[Extracted data entries]
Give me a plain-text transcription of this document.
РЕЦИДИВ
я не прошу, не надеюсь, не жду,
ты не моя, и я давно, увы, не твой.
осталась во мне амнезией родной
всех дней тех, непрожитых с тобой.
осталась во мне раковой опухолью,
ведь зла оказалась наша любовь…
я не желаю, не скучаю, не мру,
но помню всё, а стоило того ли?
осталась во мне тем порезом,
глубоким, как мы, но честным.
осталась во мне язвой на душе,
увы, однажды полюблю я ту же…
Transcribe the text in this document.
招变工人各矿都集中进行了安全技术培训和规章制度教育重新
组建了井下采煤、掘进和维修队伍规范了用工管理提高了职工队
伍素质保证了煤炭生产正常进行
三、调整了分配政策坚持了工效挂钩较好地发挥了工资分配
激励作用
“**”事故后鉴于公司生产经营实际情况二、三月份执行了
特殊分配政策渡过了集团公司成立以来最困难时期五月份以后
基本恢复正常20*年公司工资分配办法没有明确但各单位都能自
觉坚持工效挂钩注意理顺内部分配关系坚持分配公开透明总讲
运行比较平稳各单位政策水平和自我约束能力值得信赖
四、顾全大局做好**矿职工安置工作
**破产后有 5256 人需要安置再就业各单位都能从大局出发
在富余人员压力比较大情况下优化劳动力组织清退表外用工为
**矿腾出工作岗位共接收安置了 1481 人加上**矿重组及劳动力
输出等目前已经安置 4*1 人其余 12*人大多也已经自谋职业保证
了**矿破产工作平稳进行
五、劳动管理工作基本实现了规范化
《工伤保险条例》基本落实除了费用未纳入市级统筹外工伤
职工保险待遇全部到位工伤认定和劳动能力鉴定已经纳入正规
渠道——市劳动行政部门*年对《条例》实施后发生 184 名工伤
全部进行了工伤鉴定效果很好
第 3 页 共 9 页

> **STATED TASK**
Every record above should be copied exactly.

> **EXPECTED OUTPUT**
Give me a plain-text transcription of this document.
РЕЦИДИВ
я не прошу, не надеюсь, не жду,
ты не моя, и я давно, увы, не твой.
осталась во мне амнезией родной
всех дней тех, непрожитых с тобой.
осталась во мне раковой опухолью,
ведь зла оказалась наша любовь…
я не желаю, не скучаю, не мру,
но помню всё, а стоило того ли?
осталась во мне тем порезом,
глубоким, как мы, но честным.
осталась во мне язвой на душе,
увы, однажды полюблю я ту же…
Transcribe the text in this document.
招变工人各矿都集中进行了安全技术培训和规章制度教育重新
组建了井下采煤、掘进和维修队伍规范了用工管理提高了职工队
伍素质保证了煤炭生产正常进行
三、调整了分配政策坚持了工效挂钩较好地发挥了工资分配
激励作用
“**”事故后鉴于公司生产经营实际情况二、三月份执行了
特殊分配政策渡过了集团公司成立以来最困难时期五月份以后
基本恢复正常20*年公司工资分配办法没有明确但各单位都能自
觉坚持工效挂钩注意理顺内部分配关系坚持分配公开透明总讲
运行比较平稳各单位政策水平和自我约束能力值得信赖
四、顾全大局做好**矿职工安置工作
**破产后有 5256 人需要安置再就业各单位都能从大局出发
在富余人员压力比较大情况下优化劳动力组织清退表外用工为
**矿腾出工作岗位共接收安置了 1481 人加上**矿重组及劳动力
输出等目前已经安置 4*1 人其余 12*人大多也已经自谋职业保证
了**矿破产工作平稳进行
五、劳动管理工作基本实现了规范化
《工伤保险条例》基本落实除了费用未纳入市级统筹外工伤
职工保险待遇全部到位工伤认定和劳动能力鉴定已经纳入正规
渠道——市劳动行政部门*年对《条例》实施后发生 184 名工伤
全部进行了工伤鉴定效果很好
第 3 页 共 9 页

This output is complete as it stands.